— begin MATERIAL PROVIDED —
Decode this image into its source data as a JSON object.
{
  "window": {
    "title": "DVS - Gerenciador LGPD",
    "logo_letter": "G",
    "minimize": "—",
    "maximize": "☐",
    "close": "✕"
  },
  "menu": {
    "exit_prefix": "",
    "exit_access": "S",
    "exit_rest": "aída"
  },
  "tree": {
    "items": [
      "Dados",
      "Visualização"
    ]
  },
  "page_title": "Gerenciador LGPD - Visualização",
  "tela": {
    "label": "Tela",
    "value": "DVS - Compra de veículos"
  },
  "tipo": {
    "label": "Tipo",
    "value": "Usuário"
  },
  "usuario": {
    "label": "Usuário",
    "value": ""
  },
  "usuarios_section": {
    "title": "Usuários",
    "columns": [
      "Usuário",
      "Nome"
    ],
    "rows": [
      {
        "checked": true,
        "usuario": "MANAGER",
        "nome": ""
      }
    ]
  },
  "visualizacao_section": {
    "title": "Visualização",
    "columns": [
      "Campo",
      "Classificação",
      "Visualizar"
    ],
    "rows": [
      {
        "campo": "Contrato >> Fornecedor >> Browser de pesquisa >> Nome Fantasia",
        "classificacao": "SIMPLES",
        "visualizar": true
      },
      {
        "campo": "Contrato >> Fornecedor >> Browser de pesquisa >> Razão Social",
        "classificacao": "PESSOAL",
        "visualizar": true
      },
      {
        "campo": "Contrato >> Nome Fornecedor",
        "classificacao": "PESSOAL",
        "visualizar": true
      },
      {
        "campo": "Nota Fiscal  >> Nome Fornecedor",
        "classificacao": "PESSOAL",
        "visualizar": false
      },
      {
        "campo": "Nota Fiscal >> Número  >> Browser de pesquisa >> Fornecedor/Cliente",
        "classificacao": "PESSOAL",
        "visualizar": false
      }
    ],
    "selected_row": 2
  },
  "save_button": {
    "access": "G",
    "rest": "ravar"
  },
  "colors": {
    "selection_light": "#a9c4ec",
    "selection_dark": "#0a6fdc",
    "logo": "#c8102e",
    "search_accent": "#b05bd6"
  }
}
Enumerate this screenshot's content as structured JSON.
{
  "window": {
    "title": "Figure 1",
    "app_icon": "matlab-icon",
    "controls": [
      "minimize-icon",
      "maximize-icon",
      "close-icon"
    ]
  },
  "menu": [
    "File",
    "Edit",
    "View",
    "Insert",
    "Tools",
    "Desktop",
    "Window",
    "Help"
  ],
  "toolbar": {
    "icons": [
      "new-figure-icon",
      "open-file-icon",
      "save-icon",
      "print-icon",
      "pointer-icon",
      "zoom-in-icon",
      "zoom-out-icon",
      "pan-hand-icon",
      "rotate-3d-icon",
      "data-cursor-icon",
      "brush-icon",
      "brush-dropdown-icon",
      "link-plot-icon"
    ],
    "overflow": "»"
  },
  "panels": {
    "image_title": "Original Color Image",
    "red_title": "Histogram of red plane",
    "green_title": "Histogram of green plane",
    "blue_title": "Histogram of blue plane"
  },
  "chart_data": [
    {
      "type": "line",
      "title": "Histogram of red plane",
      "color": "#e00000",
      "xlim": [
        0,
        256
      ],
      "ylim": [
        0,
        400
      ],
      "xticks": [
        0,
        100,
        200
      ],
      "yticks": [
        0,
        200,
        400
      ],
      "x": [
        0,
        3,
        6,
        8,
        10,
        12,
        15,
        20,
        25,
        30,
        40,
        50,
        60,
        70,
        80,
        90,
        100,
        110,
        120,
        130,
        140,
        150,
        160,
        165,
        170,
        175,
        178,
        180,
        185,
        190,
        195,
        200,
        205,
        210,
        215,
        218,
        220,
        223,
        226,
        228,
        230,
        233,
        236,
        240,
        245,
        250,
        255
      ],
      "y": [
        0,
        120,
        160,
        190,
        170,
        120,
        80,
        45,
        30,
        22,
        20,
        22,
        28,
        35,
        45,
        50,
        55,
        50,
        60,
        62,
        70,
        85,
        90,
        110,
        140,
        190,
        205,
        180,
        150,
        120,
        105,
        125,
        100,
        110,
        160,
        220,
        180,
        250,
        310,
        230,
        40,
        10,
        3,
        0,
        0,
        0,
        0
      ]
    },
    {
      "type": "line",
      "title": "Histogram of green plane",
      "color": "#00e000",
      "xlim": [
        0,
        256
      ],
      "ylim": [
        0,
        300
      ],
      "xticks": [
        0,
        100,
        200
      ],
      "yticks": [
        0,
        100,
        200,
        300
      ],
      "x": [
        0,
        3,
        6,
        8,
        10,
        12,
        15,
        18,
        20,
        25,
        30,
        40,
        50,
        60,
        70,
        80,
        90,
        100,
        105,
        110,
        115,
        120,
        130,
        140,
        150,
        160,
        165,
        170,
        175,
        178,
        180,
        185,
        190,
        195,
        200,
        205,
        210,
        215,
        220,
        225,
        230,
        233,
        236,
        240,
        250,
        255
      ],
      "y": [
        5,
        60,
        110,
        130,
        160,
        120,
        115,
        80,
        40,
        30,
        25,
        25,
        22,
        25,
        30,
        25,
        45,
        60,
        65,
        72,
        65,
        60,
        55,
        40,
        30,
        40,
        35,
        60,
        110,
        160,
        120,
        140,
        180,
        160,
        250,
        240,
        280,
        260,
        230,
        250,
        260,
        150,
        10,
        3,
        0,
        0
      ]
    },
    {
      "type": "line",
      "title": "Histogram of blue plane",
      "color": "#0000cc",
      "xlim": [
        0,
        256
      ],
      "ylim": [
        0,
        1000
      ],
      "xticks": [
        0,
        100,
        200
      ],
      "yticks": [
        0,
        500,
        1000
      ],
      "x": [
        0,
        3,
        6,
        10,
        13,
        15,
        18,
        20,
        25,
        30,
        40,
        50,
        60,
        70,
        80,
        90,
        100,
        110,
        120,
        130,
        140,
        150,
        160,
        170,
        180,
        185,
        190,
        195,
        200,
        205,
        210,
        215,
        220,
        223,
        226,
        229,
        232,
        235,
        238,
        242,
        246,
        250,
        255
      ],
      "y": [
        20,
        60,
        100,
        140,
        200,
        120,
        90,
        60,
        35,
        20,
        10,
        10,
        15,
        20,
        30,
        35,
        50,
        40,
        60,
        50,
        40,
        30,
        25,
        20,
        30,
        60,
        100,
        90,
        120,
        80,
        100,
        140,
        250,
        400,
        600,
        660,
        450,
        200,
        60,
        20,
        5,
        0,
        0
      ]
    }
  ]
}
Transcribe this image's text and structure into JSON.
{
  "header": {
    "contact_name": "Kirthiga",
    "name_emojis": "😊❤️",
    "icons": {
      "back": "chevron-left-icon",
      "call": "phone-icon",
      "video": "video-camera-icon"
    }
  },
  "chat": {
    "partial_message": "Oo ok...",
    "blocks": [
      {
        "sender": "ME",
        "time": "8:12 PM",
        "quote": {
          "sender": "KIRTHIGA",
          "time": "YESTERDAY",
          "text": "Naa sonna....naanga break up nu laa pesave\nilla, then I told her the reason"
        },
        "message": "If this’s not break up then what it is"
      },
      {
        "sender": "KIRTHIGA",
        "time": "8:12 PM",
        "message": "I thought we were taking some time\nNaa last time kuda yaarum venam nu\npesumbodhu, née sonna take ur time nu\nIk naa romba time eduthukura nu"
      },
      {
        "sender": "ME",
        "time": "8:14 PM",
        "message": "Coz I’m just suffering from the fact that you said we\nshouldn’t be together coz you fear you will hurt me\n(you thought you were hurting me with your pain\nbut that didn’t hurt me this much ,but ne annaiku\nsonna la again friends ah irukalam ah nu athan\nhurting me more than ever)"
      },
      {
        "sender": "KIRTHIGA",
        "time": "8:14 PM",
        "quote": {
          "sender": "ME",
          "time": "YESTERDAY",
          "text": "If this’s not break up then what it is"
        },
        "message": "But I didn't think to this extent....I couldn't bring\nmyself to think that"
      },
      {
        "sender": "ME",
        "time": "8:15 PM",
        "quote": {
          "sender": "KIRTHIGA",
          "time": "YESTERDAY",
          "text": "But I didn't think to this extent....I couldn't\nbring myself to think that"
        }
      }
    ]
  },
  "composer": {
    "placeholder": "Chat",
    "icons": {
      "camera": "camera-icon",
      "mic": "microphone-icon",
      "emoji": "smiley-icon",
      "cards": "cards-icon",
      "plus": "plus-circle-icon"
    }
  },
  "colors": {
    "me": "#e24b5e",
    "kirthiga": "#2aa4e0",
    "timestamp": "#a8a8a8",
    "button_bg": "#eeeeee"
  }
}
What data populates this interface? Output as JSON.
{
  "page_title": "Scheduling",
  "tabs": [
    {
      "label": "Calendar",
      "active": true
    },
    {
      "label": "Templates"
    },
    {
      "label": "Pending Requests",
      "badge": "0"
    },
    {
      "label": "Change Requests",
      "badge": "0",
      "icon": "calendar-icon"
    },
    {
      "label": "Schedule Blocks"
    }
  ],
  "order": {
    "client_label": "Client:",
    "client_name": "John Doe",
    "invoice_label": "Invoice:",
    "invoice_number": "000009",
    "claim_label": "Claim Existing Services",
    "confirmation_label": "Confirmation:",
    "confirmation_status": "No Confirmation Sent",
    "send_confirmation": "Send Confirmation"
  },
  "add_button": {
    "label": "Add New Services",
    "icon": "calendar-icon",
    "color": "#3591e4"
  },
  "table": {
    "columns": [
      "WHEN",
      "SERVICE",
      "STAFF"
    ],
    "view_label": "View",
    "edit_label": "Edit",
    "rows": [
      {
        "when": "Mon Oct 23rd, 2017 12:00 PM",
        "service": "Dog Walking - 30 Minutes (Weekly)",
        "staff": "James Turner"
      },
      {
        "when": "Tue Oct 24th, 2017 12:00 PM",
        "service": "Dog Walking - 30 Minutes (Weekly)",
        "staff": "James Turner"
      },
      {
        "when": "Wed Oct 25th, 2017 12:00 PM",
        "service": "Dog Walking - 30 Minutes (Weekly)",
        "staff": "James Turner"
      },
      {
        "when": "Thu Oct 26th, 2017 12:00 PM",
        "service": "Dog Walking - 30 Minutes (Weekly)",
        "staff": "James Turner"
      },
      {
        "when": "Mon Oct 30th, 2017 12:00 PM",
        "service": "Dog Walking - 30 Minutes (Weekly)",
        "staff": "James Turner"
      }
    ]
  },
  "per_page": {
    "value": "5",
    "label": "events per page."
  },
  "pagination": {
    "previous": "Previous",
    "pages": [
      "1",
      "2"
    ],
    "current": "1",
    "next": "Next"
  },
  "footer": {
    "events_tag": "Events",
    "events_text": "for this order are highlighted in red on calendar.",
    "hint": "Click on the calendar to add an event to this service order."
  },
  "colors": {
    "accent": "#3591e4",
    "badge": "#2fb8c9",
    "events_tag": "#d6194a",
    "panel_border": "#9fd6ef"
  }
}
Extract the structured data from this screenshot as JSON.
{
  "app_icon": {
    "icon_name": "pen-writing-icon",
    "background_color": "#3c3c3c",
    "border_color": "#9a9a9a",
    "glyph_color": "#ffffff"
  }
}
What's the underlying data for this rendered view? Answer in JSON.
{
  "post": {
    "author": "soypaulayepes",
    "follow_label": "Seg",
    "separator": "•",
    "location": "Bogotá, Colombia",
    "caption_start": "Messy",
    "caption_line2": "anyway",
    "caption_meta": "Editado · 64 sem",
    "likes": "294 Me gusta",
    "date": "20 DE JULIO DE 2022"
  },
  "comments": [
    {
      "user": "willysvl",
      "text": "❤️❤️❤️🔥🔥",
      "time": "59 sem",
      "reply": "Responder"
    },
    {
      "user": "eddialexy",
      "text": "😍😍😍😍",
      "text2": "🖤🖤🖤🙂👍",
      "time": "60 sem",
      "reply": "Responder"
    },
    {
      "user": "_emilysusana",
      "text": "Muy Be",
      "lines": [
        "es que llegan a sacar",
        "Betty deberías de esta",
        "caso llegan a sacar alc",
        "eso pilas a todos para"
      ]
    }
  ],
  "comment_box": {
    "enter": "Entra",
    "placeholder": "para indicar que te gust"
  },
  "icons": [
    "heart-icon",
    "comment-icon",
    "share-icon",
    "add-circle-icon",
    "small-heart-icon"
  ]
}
— end MATERIAL PROVIDED —
◆ **WRITTEN REQUEST**
Within the data above, count the lines that contain the string "Services"; the reply is the number alone.

◆ **EXPECTED ANSWER**
2